━━━ Data entries
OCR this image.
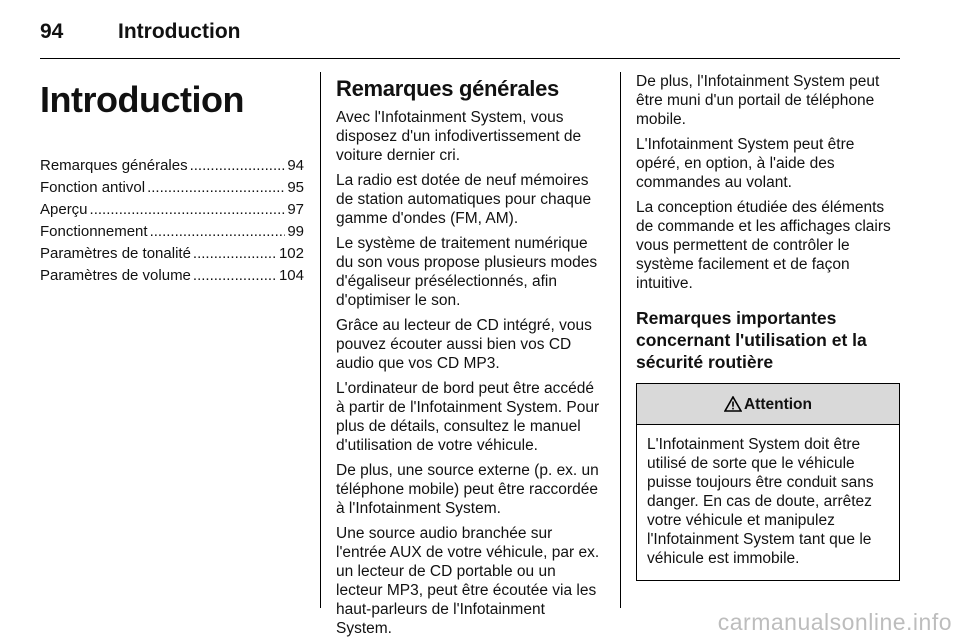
94	Introduction
Introduction
Remarques générales .....	94
Fonction antivol .....	95
Aperçu .....	97
Fonctionnement .....	99
Paramètres de tonalité .....	102
Paramètres de volume .....	104
Remarques générales

Avec l'Infotainment System, vous disposez d'un infodivertissement de voiture dernier cri.

La radio est dotée de neuf mémoires de station automatiques pour chaque gamme d'ondes (FM, AM).

Le système de traitement numérique du son vous propose plusieurs modes d'égaliseur présélectionnés, afin d'optimiser le son.

Grâce au lecteur de CD intégré, vous pouvez écouter aussi bien vos CD audio que vos CD MP3.

L'ordinateur de bord peut être accédé à partir de l'Infotainment System. Pour plus de détails, consultez le manuel d'utilisation de votre véhicule.

De plus, une source externe (p. ex. un téléphone mobile) peut être raccordée à l'Infotainment System.

Une source audio branchée sur l'entrée AUX de votre véhicule, par ex. un lecteur de CD portable ou un lecteur MP3, peut être écoutée via les haut-parleurs de l'Infotainment System.

De plus, l'Infotainment System peut être muni d'un portail de téléphone mobile.

L'Infotainment System peut être opéré, en option, à l'aide des commandes au volant.

La conception étudiée des éléments de commande et les affichages clairs vous permettent de contrôler le système facilement et de façon intuitive.

Remarques importantes concernant l'utilisation et la sécurité routière
Attention
L'Infotainment System doit être utilisé de sorte que le véhicule puisse toujours être conduit sans danger. En cas de doute, arrêtez votre véhicule et manipulez l'Infotainment System tant que le véhicule est immobile.
carmanualsonline.info
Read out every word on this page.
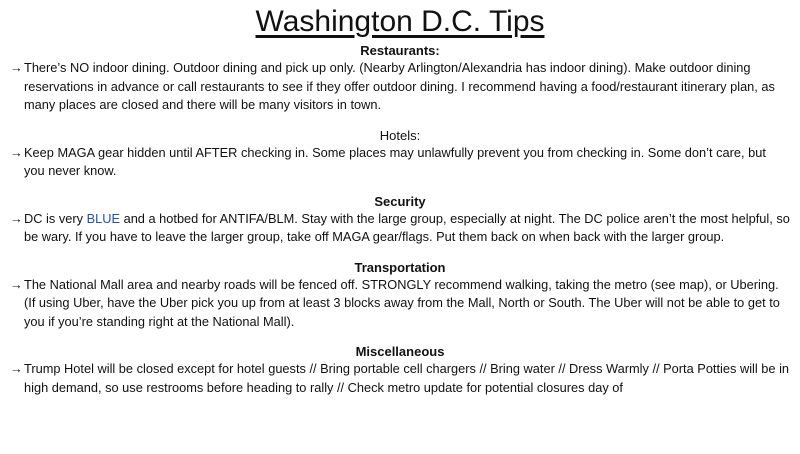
Washington D.C. Tips

Restaurants:

→There’s NO indoor dining. Outdoor dining and pick up only. (Nearby Arlington/Alexandria has indoor dining). Make outdoor dining reservations in advance or call restaurants to see if they offer outdoor dining. I recommend having a food/restaurant itinerary plan, as many places are closed and there will be many visitors in town.

Hotels:

→Keep MAGA gear hidden until AFTER checking in. Some places may unlawfully prevent you from checking in. Some don’t care, but you never know.

Security

→DC is very BLUE and a hotbed for ANTIFA/BLM. Stay with the large group, especially at night. The DC police aren’t the most helpful, so be wary. If you have to leave the larger group, take off MAGA gear/flags. Put them back on when back with the larger group.

Transportation

→The National Mall area and nearby roads will be fenced off. STRONGLY recommend walking, taking the metro (see map), or Ubering. (If using Uber, have the Uber pick you up from at least 3 blocks away from the Mall, North or South. The Uber will not be able to get to you if you’re standing right at the National Mall).

Miscellaneous

→Trump Hotel will be closed except for hotel guests // Bring portable cell chargers // Bring water // Dress Warmly // Porta Potties will be in high demand, so use restrooms before heading to rally // Check metro update for potential closures day of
━━━━━━
Go through the listing above and pull out each line containing the word "this".

OCR this image.
Read out every word on this page.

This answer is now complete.